(What the exercise asks)
Transcribe all of the records precisely as they are presented.
>>>>
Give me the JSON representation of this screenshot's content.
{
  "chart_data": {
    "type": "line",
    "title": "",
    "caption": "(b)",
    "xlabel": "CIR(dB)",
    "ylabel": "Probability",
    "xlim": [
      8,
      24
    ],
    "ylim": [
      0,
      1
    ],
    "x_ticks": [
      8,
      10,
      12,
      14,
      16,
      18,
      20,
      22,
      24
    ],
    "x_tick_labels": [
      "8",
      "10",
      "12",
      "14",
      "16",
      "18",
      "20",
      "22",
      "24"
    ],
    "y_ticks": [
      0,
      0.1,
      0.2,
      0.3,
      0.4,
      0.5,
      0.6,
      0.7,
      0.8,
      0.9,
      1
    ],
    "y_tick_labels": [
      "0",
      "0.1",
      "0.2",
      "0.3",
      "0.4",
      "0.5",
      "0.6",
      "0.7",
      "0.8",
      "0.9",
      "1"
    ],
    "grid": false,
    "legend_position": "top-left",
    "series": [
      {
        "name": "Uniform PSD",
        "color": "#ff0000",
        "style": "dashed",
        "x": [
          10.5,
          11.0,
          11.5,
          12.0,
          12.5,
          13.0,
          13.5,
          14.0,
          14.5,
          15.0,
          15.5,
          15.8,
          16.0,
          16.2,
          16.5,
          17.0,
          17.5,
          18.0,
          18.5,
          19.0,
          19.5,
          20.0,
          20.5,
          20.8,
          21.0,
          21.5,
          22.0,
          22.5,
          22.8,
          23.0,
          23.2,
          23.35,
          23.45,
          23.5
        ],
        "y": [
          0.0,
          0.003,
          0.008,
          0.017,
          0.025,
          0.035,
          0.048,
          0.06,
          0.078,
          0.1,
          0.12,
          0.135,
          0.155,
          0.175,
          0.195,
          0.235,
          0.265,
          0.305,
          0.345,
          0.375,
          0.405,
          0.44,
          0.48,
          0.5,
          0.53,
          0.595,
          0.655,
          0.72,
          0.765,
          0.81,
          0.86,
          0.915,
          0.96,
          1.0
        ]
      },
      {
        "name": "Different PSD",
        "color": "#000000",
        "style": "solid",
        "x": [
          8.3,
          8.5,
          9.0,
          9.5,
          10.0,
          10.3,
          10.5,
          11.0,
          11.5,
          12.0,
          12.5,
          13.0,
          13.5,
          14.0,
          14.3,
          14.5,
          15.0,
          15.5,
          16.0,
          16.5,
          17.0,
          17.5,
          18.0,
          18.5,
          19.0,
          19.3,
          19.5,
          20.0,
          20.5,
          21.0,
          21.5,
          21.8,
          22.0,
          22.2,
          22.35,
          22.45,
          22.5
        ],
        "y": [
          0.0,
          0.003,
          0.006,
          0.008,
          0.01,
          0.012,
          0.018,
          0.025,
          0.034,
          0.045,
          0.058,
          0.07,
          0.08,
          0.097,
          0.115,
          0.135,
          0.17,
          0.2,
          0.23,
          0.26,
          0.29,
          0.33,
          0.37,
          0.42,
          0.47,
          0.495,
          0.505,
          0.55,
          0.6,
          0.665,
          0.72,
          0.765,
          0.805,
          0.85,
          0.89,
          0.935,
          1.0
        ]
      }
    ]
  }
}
<<<<
(Written solution)
Give me the JSON representation of this screenshot's content.
{
  "chart_data": {
    "type": "line",
    "title": "",
    "caption": "(b)",
    "xlabel": "CIR(dB)",
    "ylabel": "Probability",
    "xlim": [
      8,
      24
    ],
    "ylim": [
      0,
      1
    ],
    "x_ticks": [
      8,
      10,
      12,
      14,
      16,
      18,
      20,
      22,
      24
    ],
    "x_tick_labels": [
      "8",
      "10",
      "12",
      "14",
      "16",
      "18",
      "20",
      "22",
      "24"
    ],
    "y_ticks": [
      0,
      0.1,
      0.2,
      0.3,
      0.4,
      0.5,
      0.6,
      0.7,
      0.8,
      0.9,
      1
    ],
    "y_tick_labels": [
      "0",
      "0.1",
      "0.2",
      "0.3",
      "0.4",
      "0.5",
      "0.6",
      "0.7",
      "0.8",
      "0.9",
      "1"
    ],
    "grid": false,
    "legend_position": "top-left",
    "series": [
      {
        "name": "Uniform PSD",
        "color": "#ff0000",
        "style": "dashed",
        "x": [
          10.5,
          11.0,
          11.5,
          12.0,
          12.5,
          13.0,
          13.5,
          14.0,
          14.5,
          15.0,
          15.5,
          15.8,
          16.0,
          16.2,
          16.5,
          17.0,
          17.5,
          18.0,
          18.5,
          19.0,
          19.5,
          20.0,
          20.5,
          20.8,
          21.0,
          21.5,
          22.0,
          22.5,
          22.8,
          23.0,
          23.2,
          23.35,
          23.45,
          23.5
        ],
        "y": [
          0.0,
          0.003,
          0.008,
          0.017,
          0.025,
          0.035,
          0.048,
          0.06,
          0.078,
          0.1,
          0.12,
          0.135,
          0.155,
          0.175,
          0.195,
          0.235,
          0.265,
          0.305,
          0.345,
          0.375,
          0.405,
          0.44,
          0.48,
          0.5,
          0.53,
          0.595,
          0.655,
          0.72,
          0.765,
          0.81,
          0.86,
          0.915,
          0.96,
          1.0
        ]
      },
      {
        "name": "Different PSD",
        "color": "#000000",
        "style": "solid",
        "x": [
          8.3,
          8.5,
          9.0,
          9.5,
          10.0,
          10.3,
          10.5,
          11.0,
          11.5,
          12.0,
          12.5,
          13.0,
          13.5,
          14.0,
          14.3,
          14.5,
          15.0,
          15.5,
          16.0,
          16.5,
          17.0,
          17.5,
          18.0,
          18.5,
          19.0,
          19.3,
          19.5,
          20.0,
          20.5,
          21.0,
          21.5,
          21.8,
          22.0,
          22.2,
          22.35,
          22.45,
          22.5
        ],
        "y": [
          0.0,
          0.003,
          0.006,
          0.008,
          0.01,
          0.012,
          0.018,
          0.025,
          0.034,
          0.045,
          0.058,
          0.07,
          0.08,
          0.097,
          0.115,
          0.135,
          0.17,
          0.2,
          0.23,
          0.26,
          0.29,
          0.33,
          0.37,
          0.42,
          0.47,
          0.495,
          0.505,
          0.55,
          0.6,
          0.665,
          0.72,
          0.765,
          0.805,
          0.85,
          0.89,
          0.935,
          1.0
        ]
      }
    ]
  }
}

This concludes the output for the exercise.